* GOAL OF THE EXERCISE
Output a single figure: the number of lines in which the word "JSON" appears.

[START OF MATERIAL PROVIDED]

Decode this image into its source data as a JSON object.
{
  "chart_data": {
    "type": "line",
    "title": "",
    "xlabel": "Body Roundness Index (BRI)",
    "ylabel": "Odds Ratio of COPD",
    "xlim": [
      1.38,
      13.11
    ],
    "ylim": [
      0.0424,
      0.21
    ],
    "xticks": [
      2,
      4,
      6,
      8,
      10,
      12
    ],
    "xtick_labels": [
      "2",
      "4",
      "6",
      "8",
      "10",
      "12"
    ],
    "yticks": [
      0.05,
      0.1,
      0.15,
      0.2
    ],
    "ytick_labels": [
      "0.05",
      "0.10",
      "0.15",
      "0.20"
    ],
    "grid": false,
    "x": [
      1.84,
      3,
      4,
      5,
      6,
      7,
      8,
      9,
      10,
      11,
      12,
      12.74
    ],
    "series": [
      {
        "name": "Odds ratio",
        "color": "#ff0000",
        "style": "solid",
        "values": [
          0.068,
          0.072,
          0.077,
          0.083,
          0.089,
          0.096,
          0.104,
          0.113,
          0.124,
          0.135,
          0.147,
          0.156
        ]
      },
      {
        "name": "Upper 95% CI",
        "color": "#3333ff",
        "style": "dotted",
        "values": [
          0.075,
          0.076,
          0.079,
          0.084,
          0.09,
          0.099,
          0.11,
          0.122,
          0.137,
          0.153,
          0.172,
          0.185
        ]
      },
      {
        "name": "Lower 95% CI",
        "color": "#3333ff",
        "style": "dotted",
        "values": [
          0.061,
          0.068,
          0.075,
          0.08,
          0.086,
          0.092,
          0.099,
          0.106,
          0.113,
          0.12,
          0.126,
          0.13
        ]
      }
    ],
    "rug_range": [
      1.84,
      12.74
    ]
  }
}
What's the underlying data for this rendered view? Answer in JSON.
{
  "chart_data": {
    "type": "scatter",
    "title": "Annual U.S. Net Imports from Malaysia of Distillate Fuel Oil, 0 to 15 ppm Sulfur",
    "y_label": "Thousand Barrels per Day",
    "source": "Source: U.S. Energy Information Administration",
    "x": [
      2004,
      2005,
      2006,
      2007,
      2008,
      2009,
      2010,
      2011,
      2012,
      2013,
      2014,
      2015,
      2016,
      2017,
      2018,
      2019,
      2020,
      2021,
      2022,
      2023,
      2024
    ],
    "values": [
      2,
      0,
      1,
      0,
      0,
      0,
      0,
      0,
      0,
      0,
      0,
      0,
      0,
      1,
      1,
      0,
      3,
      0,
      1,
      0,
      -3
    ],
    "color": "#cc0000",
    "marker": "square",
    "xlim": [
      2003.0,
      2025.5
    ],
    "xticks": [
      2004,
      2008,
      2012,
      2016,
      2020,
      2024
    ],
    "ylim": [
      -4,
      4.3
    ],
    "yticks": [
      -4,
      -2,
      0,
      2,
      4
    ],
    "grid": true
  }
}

[END OF MATERIAL PROVIDED]

* FULL RESPONSE
2